> [PROBLEM REQUIREMENTS] Pictures do not belong in the copy. Return all of the entries exactly.

> [GIVEN RECORDS]

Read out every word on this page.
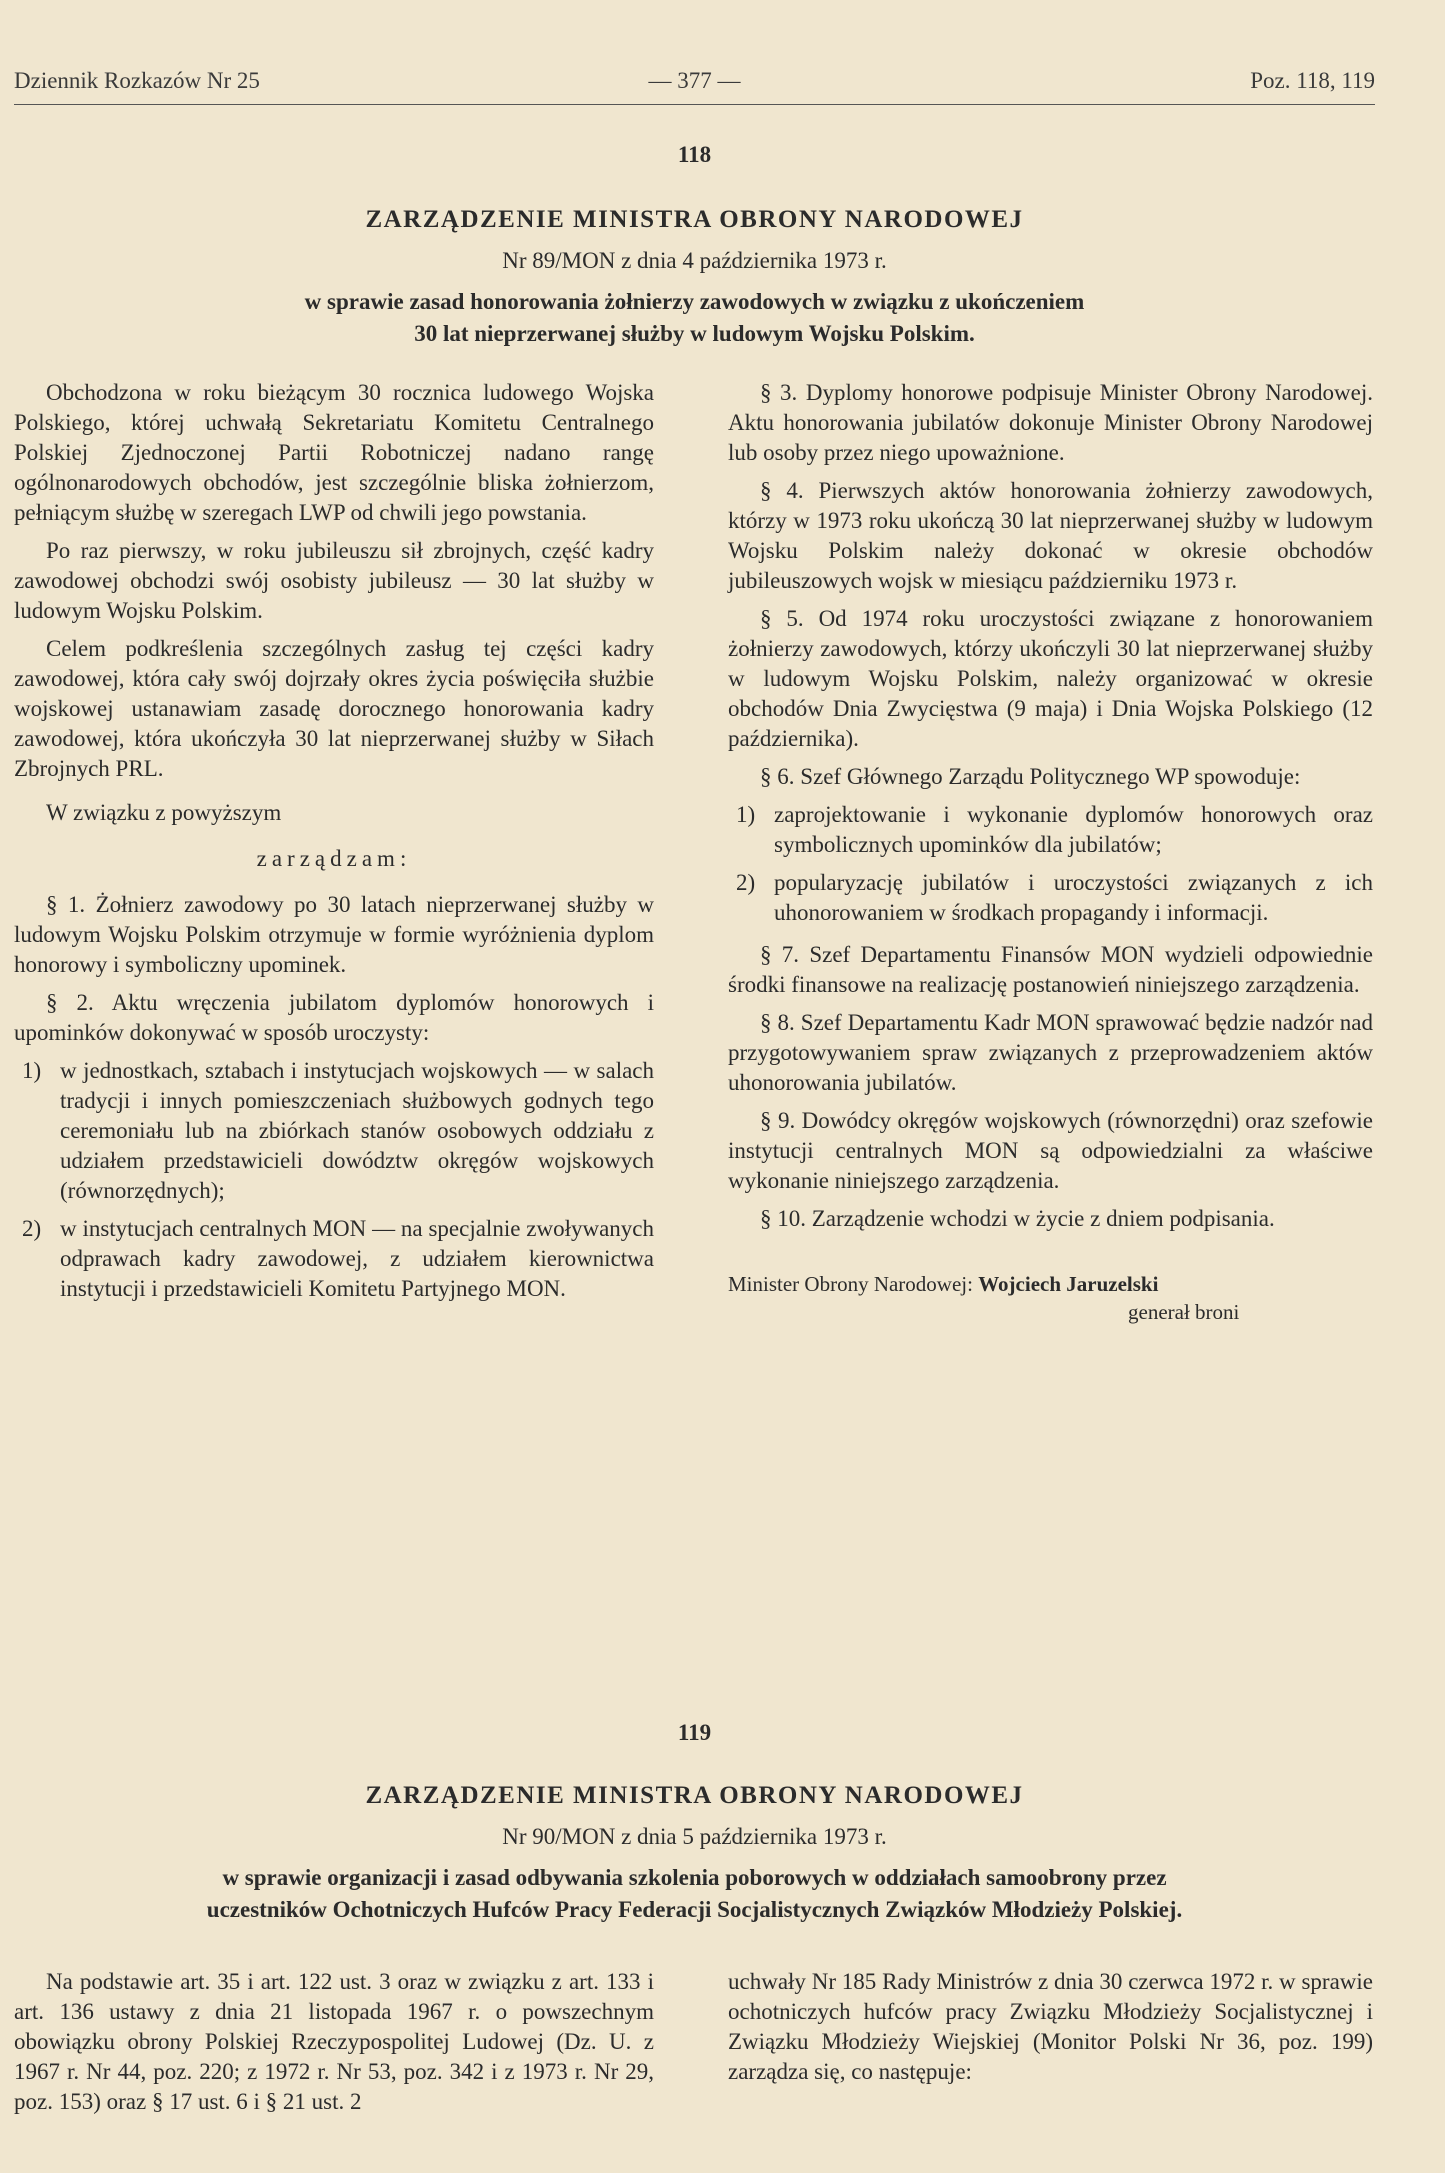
Dziennik Rozkazów Nr 25	— 377 —	Poz. 118, 119
118
ZARZĄDZENIE MINISTRA OBRONY NARODOWEJ
Nr 89/MON z dnia 4 października 1973 r.
w sprawie zasad honorowania żołnierzy zawodowych w związku z ukończeniem
30 lat nieprzerwanej służby w ludowym Wojsku Polskim.

Obchodzona w roku bieżącym 30 rocznica ludowego Wojska Polskiego, której uchwałą Sekretariatu Komitetu Centralnego Polskiej Zjednoczonej Partii Robotniczej nadano rangę ogólnonarodowych obchodów, jest szczególnie bliska żołnierzom, pełniącym służbę w szeregach LWP od chwili jego powstania.

Po raz pierwszy, w roku jubileuszu sił zbrojnych, część kadry zawodowej obchodzi swój osobisty jubileusz — 30 lat służby w ludowym Wojsku Polskim.

Celem podkreślenia szczególnych zasług tej części kadry zawodowej, która cały swój dojrzały okres życia poświęciła służbie wojskowej ustanawiam zasadę dorocznego honorowania kadry zawodowej, która ukończyła 30 lat nieprzerwanej służby w Siłach Zbrojnych PRL.

W związku z powyższym

zarządzam:

§ 1. Żołnierz zawodowy po 30 latach nieprzerwanej służby w ludowym Wojsku Polskim otrzymuje w formie wyróżnienia dyplom honorowy i symboliczny upominek.

§ 2. Aktu wręczenia jubilatom dyplomów honorowych i upominków dokonywać w sposób uroczysty:

1) w jednostkach, sztabach i instytucjach wojskowych — w salach tradycji i innych pomieszczeniach służbowych godnych tego ceremoniału lub na zbiórkach stanów osobowych oddziału z udziałem przedstawicieli dowództw okręgów wojskowych (równorzędnych);
2) w instytucjach centralnych MON — na specjalnie zwoływanych odprawach kadry zawodowej, z udziałem kierownictwa instytucji i przedstawicieli Komitetu Partyjnego MON.

§ 3. Dyplomy honorowe podpisuje Minister Obrony Narodowej. Aktu honorowania jubilatów dokonuje Minister Obrony Narodowej lub osoby przez niego upoważnione.

§ 4. Pierwszych aktów honorowania żołnierzy zawodowych, którzy w 1973 roku ukończą 30 lat nieprzerwanej służby w ludowym Wojsku Polskim należy dokonać w okresie obchodów jubileuszowych wojsk w miesiącu październiku 1973 r.

§ 5. Od 1974 roku uroczystości związane z honorowaniem żołnierzy zawodowych, którzy ukończyli 30 lat nieprzerwanej służby w ludowym Wojsku Polskim, należy organizować w okresie obchodów Dnia Zwycięstwa (9 maja) i Dnia Wojska Polskiego (12 października).

§ 6. Szef Głównego Zarządu Politycznego WP spowoduje:

1) zaprojektowanie i wykonanie dyplomów honorowych oraz symbolicznych upominków dla jubilatów;
2) popularyzację jubilatów i uroczystości związanych z ich uhonorowaniem w środkach propagandy i informacji.

§ 7. Szef Departamentu Finansów MON wydzieli odpowiednie środki finansowe na realizację postanowień niniejszego zarządzenia.

§ 8. Szef Departamentu Kadr MON sprawować będzie nadzór nad przygotowywaniem spraw związanych z przeprowadzeniem aktów uhonorowania jubilatów.

§ 9. Dowódcy okręgów wojskowych (równorzędni) oraz szefowie instytucji centralnych MON są odpowiedzialni za właściwe wykonanie niniejszego zarządzenia.

§ 10. Zarządzenie wchodzi w życie z dniem podpisania.

Minister Obrony Narodowej: Wojciech Jaruzelski
generał broni
119
ZARZĄDZENIE MINISTRA OBRONY NARODOWEJ
Nr 90/MON z dnia 5 października 1973 r.
w sprawie organizacji i zasad odbywania szkolenia poborowych w oddziałach samoobrony przez
uczestników Ochotniczych Hufców Pracy Federacji Socjalistycznych Związków Młodzieży Polskiej.

Na podstawie art. 35 i art. 122 ust. 3 oraz w związku z art. 133 i art. 136 ustawy z dnia 21 listopada 1967 r. o powszechnym obowiązku obrony Polskiej Rzeczypospolitej Ludowej (Dz. U. z 1967 r. Nr 44, poz. 220; z 1972 r. Nr 53, poz. 342 i z 1973 r. Nr 29, poz. 153) oraz § 17 ust. 6 i § 21 ust. 2

uchwały Nr 185 Rady Ministrów z dnia 30 czerwca 1972 r. w sprawie ochotniczych hufców pracy Związku Młodzieży Socjalistycznej i Związku Młodzieży Wiejskiej (Monitor Polski Nr 36, poz. 199) zarządza się, co następuje:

> [COMPLETE ANSWER]
Read out every word on this page.
Dziennik Rozkazów Nr 25	— 377 —	Poz. 118, 119
118
ZARZĄDZENIE MINISTRA OBRONY NARODOWEJ
Nr 89/MON z dnia 4 października 1973 r.
w sprawie zasad honorowania żołnierzy zawodowych w związku z ukończeniem
30 lat nieprzerwanej służby w ludowym Wojsku Polskim.

Obchodzona w roku bieżącym 30 rocznica ludowego Wojska Polskiego, której uchwałą Sekretariatu Komitetu Centralnego Polskiej Zjednoczonej Partii Robotniczej nadano rangę ogólnonarodowych obchodów, jest szczególnie bliska żołnierzom, pełniącym służbę w szeregach LWP od chwili jego powstania.

Po raz pierwszy, w roku jubileuszu sił zbrojnych, część kadry zawodowej obchodzi swój osobisty jubileusz — 30 lat służby w ludowym Wojsku Polskim.

Celem podkreślenia szczególnych zasług tej części kadry zawodowej, która cały swój dojrzały okres życia poświęciła służbie wojskowej ustanawiam zasadę dorocznego honorowania kadry zawodowej, która ukończyła 30 lat nieprzerwanej służby w Siłach Zbrojnych PRL.

W związku z powyższym

zarządzam:

§ 1. Żołnierz zawodowy po 30 latach nieprzerwanej służby w ludowym Wojsku Polskim otrzymuje w formie wyróżnienia dyplom honorowy i symboliczny upominek.

§ 2. Aktu wręczenia jubilatom dyplomów honorowych i upominków dokonywać w sposób uroczysty:

1) w jednostkach, sztabach i instytucjach wojskowych — w salach tradycji i innych pomieszczeniach służbowych godnych tego ceremoniału lub na zbiórkach stanów osobowych oddziału z udziałem przedstawicieli dowództw okręgów wojskowych (równorzędnych);
2) w instytucjach centralnych MON — na specjalnie zwoływanych odprawach kadry zawodowej, z udziałem kierownictwa instytucji i przedstawicieli Komitetu Partyjnego MON.

§ 3. Dyplomy honorowe podpisuje Minister Obrony Narodowej. Aktu honorowania jubilatów dokonuje Minister Obrony Narodowej lub osoby przez niego upoważnione.

§ 4. Pierwszych aktów honorowania żołnierzy zawodowych, którzy w 1973 roku ukończą 30 lat nieprzerwanej służby w ludowym Wojsku Polskim należy dokonać w okresie obchodów jubileuszowych wojsk w miesiącu październiku 1973 r.

§ 5. Od 1974 roku uroczystości związane z honorowaniem żołnierzy zawodowych, którzy ukończyli 30 lat nieprzerwanej służby w ludowym Wojsku Polskim, należy organizować w okresie obchodów Dnia Zwycięstwa (9 maja) i Dnia Wojska Polskiego (12 października).

§ 6. Szef Głównego Zarządu Politycznego WP spowoduje:

1) zaprojektowanie i wykonanie dyplomów honorowych oraz symbolicznych upominków dla jubilatów;
2) popularyzację jubilatów i uroczystości związanych z ich uhonorowaniem w środkach propagandy i informacji.

§ 7. Szef Departamentu Finansów MON wydzieli odpowiednie środki finansowe na realizację postanowień niniejszego zarządzenia.

§ 8. Szef Departamentu Kadr MON sprawować będzie nadzór nad przygotowywaniem spraw związanych z przeprowadzeniem aktów uhonorowania jubilatów.

§ 9. Dowódcy okręgów wojskowych (równorzędni) oraz szefowie instytucji centralnych MON są odpowiedzialni za właściwe wykonanie niniejszego zarządzenia.

§ 10. Zarządzenie wchodzi w życie z dniem podpisania.

Minister Obrony Narodowej: Wojciech Jaruzelski
generał broni
119
ZARZĄDZENIE MINISTRA OBRONY NARODOWEJ
Nr 90/MON z dnia 5 października 1973 r.
w sprawie organizacji i zasad odbywania szkolenia poborowych w oddziałach samoobrony przez
uczestników Ochotniczych Hufców Pracy Federacji Socjalistycznych Związków Młodzieży Polskiej.

Na podstawie art. 35 i art. 122 ust. 3 oraz w związku z art. 133 i art. 136 ustawy z dnia 21 listopada 1967 r. o powszechnym obowiązku obrony Polskiej Rzeczypospolitej Ludowej (Dz. U. z 1967 r. Nr 44, poz. 220; z 1972 r. Nr 53, poz. 342 i z 1973 r. Nr 29, poz. 153) oraz § 17 ust. 6 i § 21 ust. 2

uchwały Nr 185 Rady Ministrów z dnia 30 czerwca 1972 r. w sprawie ochotniczych hufców pracy Związku Młodzieży Socjalistycznej i Związku Młodzieży Wiejskiej (Monitor Polski Nr 36, poz. 199) zarządza się, co następuje:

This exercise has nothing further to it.